What to do >>
Exact repetition is required: output every record in full.

━━ Records for processing

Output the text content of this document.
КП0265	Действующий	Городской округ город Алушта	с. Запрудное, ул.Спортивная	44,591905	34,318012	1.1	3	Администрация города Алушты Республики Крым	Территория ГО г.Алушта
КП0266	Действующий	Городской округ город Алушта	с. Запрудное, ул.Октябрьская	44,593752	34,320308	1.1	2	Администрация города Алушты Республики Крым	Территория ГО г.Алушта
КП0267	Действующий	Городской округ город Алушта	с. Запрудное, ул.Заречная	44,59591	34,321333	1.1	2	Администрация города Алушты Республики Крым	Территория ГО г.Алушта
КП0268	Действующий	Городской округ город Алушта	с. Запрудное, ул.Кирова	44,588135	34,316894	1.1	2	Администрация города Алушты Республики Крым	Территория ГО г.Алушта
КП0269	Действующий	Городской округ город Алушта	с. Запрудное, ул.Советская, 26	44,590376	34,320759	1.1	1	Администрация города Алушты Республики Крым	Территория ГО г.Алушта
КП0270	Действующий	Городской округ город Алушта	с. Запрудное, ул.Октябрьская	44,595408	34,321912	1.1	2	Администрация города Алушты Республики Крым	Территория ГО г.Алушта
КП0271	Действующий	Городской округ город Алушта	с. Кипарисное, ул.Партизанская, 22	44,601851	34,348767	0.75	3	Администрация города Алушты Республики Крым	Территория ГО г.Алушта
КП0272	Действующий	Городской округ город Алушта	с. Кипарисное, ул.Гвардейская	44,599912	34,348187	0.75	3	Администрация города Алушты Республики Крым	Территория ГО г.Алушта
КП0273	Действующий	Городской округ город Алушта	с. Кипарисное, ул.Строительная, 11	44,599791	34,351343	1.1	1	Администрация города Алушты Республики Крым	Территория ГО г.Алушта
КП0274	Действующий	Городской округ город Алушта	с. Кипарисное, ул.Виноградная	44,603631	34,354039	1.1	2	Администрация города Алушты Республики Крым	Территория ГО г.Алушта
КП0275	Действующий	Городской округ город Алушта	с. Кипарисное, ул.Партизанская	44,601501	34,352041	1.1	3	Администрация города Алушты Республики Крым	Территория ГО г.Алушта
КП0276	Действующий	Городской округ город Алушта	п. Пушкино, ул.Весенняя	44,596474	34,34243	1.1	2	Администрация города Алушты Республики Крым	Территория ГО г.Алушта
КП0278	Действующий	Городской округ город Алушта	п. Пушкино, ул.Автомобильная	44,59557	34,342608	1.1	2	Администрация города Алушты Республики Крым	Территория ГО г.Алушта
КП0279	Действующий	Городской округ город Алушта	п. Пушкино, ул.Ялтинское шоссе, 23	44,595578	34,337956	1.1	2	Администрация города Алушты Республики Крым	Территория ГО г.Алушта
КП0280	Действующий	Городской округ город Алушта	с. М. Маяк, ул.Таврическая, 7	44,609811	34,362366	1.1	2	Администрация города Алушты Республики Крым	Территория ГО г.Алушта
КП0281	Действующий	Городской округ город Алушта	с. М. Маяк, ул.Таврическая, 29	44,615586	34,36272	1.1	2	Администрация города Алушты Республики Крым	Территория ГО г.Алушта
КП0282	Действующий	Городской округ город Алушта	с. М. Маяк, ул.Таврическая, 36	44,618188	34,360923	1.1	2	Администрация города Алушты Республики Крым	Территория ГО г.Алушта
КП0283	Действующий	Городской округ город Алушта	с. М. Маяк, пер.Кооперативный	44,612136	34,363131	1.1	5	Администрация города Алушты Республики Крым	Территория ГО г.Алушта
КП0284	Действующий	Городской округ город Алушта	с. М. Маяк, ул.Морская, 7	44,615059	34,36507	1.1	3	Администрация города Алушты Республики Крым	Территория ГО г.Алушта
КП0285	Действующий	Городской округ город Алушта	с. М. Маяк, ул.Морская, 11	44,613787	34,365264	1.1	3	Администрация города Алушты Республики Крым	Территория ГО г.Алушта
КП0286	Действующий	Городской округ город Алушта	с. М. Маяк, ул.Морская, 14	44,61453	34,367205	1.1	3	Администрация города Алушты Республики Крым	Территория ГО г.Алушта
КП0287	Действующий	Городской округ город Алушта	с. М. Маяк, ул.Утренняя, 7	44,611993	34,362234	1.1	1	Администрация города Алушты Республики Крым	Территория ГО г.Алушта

━━━━

Full output >>
Output the text content of this document.
КП0265	Действующий	Городской округ город Алушта	с. Запрудное, ул.Спортивная	44,591905	34,318012	1.1	3	Администрация города Алушты Республики Крым	Территория ГО г.Алушта
КП0266	Действующий	Городской округ город Алушта	с. Запрудное, ул.Октябрьская	44,593752	34,320308	1.1	2	Администрация города Алушты Республики Крым	Территория ГО г.Алушта
КП0267	Действующий	Городской округ город Алушта	с. Запрудное, ул.Заречная	44,59591	34,321333	1.1	2	Администрация города Алушты Республики Крым	Территория ГО г.Алушта
КП0268	Действующий	Городской округ город Алушта	с. Запрудное, ул.Кирова	44,588135	34,316894	1.1	2	Администрация города Алушты Республики Крым	Территория ГО г.Алушта
КП0269	Действующий	Городской округ город Алушта	с. Запрудное, ул.Советская, 26	44,590376	34,320759	1.1	1	Администрация города Алушты Республики Крым	Территория ГО г.Алушта
КП0270	Действующий	Городской округ город Алушта	с. Запрудное, ул.Октябрьская	44,595408	34,321912	1.1	2	Администрация города Алушты Республики Крым	Территория ГО г.Алушта
КП0271	Действующий	Городской округ город Алушта	с. Кипарисное, ул.Партизанская, 22	44,601851	34,348767	0.75	3	Администрация города Алушты Республики Крым	Территория ГО г.Алушта
КП0272	Действующий	Городской округ город Алушта	с. Кипарисное, ул.Гвардейская	44,599912	34,348187	0.75	3	Администрация города Алушты Республики Крым	Территория ГО г.Алушта
КП0273	Действующий	Городской округ город Алушта	с. Кипарисное, ул.Строительная, 11	44,599791	34,351343	1.1	1	Администрация города Алушты Республики Крым	Территория ГО г.Алушта
КП0274	Действующий	Городской округ город Алушта	с. Кипарисное, ул.Виноградная	44,603631	34,354039	1.1	2	Администрация города Алушты Республики Крым	Территория ГО г.Алушта
КП0275	Действующий	Городской округ город Алушта	с. Кипарисное, ул.Партизанская	44,601501	34,352041	1.1	3	Администрация города Алушты Республики Крым	Территория ГО г.Алушта
КП0276	Действующий	Городской округ город Алушта	п. Пушкино, ул.Весенняя	44,596474	34,34243	1.1	2	Администрация города Алушты Республики Крым	Территория ГО г.Алушта
КП0278	Действующий	Городской округ город Алушта	п. Пушкино, ул.Автомобильная	44,59557	34,342608	1.1	2	Администрация города Алушты Республики Крым	Территория ГО г.Алушта
КП0279	Действующий	Городской округ город Алушта	п. Пушкино, ул.Ялтинское шоссе, 23	44,595578	34,337956	1.1	2	Администрация города Алушты Республики Крым	Территория ГО г.Алушта
КП0280	Действующий	Городской округ город Алушта	с. М. Маяк, ул.Таврическая, 7	44,609811	34,362366	1.1	2	Администрация города Алушты Республики Крым	Территория ГО г.Алушта
КП0281	Действующий	Городской округ город Алушта	с. М. Маяк, ул.Таврическая, 29	44,615586	34,36272	1.1	2	Администрация города Алушты Республики Крым	Территория ГО г.Алушта
КП0282	Действующий	Городской округ город Алушта	с. М. Маяк, ул.Таврическая, 36	44,618188	34,360923	1.1	2	Администрация города Алушты Республики Крым	Территория ГО г.Алушта
КП0283	Действующий	Городской округ город Алушта	с. М. Маяк, пер.Кооперативный	44,612136	34,363131	1.1	5	Администрация города Алушты Республики Крым	Территория ГО г.Алушта
КП0284	Действующий	Городской округ город Алушта	с. М. Маяк, ул.Морская, 7	44,615059	34,36507	1.1	3	Администрация города Алушты Республики Крым	Территория ГО г.Алушта
КП0285	Действующий	Городской округ город Алушта	с. М. Маяк, ул.Морская, 11	44,613787	34,365264	1.1	3	Администрация города Алушты Республики Крым	Территория ГО г.Алушта
КП0286	Действующий	Городской округ город Алушта	с. М. Маяк, ул.Морская, 14	44,61453	34,367205	1.1	3	Администрация города Алушты Республики Крым	Территория ГО г.Алушта
КП0287	Действующий	Городской округ город Алушта	с. М. Маяк, ул.Утренняя, 7	44,611993	34,362234	1.1	1	Администрация города Алушты Республики Крым	Территория ГО г.Алушта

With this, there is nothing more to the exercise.